## Instructions for the task
Track down each line that has the word "sterker" and copy it.

(Items from a dataset)
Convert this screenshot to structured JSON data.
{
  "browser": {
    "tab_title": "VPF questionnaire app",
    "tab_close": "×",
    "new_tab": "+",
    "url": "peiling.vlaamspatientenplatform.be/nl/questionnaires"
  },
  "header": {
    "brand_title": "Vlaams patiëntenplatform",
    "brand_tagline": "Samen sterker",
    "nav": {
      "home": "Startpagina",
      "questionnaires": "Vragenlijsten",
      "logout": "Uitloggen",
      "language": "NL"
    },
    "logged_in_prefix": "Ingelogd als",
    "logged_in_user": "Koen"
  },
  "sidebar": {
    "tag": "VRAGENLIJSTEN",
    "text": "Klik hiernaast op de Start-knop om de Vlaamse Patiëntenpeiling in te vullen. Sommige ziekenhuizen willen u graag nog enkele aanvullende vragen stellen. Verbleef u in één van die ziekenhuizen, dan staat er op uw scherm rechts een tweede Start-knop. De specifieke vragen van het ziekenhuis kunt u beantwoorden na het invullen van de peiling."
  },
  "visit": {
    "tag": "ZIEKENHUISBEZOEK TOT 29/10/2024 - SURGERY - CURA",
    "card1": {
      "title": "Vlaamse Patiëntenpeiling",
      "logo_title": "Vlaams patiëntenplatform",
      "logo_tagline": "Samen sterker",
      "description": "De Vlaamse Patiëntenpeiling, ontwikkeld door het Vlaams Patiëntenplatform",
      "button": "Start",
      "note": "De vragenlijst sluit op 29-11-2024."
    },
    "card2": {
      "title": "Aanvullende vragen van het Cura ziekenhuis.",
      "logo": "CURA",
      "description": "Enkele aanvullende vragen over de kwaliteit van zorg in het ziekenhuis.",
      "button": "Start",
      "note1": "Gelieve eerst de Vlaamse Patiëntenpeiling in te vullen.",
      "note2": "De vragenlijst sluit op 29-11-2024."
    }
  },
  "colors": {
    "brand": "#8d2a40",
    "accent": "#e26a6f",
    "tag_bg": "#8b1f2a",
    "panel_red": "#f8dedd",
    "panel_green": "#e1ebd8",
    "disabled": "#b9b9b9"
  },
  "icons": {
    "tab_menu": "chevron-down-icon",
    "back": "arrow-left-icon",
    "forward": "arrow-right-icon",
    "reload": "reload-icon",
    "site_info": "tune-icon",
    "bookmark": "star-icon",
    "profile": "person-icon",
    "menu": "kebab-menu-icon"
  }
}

## Output of the exercise
    "brand_tagline": "Samen sterker",
      "logo_tagline": "Samen sterker",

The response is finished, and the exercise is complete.